» Objective
Return all lines in the material below that contain "coffin".

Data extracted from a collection
+---+
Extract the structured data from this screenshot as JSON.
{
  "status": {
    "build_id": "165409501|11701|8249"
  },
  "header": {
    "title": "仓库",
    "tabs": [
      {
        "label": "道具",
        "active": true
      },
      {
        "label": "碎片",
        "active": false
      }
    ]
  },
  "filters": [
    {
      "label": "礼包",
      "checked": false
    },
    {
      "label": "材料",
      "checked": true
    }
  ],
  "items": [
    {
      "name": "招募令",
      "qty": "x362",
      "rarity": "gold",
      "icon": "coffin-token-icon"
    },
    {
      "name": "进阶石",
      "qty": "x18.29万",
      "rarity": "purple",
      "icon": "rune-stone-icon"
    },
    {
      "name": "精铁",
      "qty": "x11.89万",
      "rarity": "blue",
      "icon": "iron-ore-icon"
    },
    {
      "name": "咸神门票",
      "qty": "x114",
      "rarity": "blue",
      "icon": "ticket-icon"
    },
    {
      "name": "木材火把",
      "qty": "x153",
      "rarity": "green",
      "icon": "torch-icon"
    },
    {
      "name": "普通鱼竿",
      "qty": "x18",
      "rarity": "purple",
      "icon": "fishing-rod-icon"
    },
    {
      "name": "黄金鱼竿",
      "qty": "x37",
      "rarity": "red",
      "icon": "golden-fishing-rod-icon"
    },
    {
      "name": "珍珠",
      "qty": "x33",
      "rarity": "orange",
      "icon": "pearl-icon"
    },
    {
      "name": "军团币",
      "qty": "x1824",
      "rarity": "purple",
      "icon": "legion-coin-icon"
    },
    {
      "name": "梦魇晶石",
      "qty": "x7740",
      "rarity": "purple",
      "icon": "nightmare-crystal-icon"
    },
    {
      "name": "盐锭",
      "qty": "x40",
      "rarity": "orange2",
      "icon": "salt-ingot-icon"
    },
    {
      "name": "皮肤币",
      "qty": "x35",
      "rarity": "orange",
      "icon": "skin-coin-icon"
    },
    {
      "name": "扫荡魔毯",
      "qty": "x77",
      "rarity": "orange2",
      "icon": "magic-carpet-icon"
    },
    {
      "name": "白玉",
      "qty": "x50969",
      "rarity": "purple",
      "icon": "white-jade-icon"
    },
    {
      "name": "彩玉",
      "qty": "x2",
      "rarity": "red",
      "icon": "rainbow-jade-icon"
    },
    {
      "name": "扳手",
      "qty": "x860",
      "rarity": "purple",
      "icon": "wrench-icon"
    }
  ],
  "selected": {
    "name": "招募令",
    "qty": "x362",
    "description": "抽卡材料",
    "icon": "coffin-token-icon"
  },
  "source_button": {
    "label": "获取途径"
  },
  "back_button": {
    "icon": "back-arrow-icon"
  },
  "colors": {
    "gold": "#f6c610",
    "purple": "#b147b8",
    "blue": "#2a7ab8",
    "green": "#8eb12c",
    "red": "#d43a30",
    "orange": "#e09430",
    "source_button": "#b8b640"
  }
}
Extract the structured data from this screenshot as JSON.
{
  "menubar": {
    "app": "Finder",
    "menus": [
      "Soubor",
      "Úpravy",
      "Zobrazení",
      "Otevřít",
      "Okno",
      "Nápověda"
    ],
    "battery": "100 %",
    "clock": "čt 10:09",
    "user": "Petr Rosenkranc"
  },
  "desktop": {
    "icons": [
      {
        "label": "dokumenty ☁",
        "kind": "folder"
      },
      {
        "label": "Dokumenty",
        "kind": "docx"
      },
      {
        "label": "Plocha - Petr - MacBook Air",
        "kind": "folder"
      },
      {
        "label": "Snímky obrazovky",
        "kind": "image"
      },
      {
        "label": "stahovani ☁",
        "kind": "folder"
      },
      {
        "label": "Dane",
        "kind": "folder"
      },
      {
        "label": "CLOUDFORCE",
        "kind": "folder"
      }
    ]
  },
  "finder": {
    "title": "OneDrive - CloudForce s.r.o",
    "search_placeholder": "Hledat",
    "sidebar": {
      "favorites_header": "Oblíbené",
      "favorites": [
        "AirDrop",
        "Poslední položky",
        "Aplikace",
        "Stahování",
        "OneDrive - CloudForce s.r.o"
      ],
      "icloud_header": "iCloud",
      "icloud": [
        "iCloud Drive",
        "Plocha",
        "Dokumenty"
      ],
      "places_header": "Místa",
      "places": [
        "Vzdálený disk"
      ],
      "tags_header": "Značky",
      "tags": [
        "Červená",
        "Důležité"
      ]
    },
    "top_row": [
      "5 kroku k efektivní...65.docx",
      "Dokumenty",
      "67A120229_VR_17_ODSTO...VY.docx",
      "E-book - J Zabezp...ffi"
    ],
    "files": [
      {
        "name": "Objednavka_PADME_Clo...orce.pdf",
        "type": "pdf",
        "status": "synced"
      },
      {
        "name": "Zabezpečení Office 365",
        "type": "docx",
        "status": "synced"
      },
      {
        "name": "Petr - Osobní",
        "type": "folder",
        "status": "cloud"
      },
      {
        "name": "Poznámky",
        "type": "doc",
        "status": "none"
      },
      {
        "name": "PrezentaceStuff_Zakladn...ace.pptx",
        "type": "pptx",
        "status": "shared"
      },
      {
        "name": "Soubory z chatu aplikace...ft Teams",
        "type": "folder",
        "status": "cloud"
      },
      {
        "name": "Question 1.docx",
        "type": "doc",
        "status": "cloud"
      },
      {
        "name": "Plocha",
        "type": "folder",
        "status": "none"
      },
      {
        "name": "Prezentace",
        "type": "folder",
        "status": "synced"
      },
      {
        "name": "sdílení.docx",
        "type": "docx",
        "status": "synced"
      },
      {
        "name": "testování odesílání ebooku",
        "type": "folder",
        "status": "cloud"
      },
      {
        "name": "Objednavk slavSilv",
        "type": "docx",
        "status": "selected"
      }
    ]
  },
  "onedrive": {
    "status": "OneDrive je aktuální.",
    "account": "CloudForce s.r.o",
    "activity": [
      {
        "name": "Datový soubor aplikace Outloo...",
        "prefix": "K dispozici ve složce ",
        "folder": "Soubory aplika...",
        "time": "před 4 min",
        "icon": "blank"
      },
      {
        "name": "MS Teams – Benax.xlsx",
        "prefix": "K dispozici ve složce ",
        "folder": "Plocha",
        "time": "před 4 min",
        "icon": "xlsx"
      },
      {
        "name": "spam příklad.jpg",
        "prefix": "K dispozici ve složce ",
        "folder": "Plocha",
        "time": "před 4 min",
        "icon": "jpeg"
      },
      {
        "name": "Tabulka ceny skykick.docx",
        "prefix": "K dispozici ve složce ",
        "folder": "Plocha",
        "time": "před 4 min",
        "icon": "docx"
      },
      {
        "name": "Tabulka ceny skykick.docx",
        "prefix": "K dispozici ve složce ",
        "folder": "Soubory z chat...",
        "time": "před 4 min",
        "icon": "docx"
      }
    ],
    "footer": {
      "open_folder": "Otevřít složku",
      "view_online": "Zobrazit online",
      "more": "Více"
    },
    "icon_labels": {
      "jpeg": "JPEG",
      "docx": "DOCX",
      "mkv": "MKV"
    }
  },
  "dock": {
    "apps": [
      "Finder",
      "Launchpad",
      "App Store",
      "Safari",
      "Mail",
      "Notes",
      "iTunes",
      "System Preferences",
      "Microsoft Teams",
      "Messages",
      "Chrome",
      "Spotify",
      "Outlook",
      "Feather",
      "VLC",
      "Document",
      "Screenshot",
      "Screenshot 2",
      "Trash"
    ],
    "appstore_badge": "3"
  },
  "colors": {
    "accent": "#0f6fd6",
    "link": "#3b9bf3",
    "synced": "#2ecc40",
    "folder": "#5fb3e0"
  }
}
+---+
» Written response
      "icon": "coffin-token-icon"
    "icon": "coffin-token-icon"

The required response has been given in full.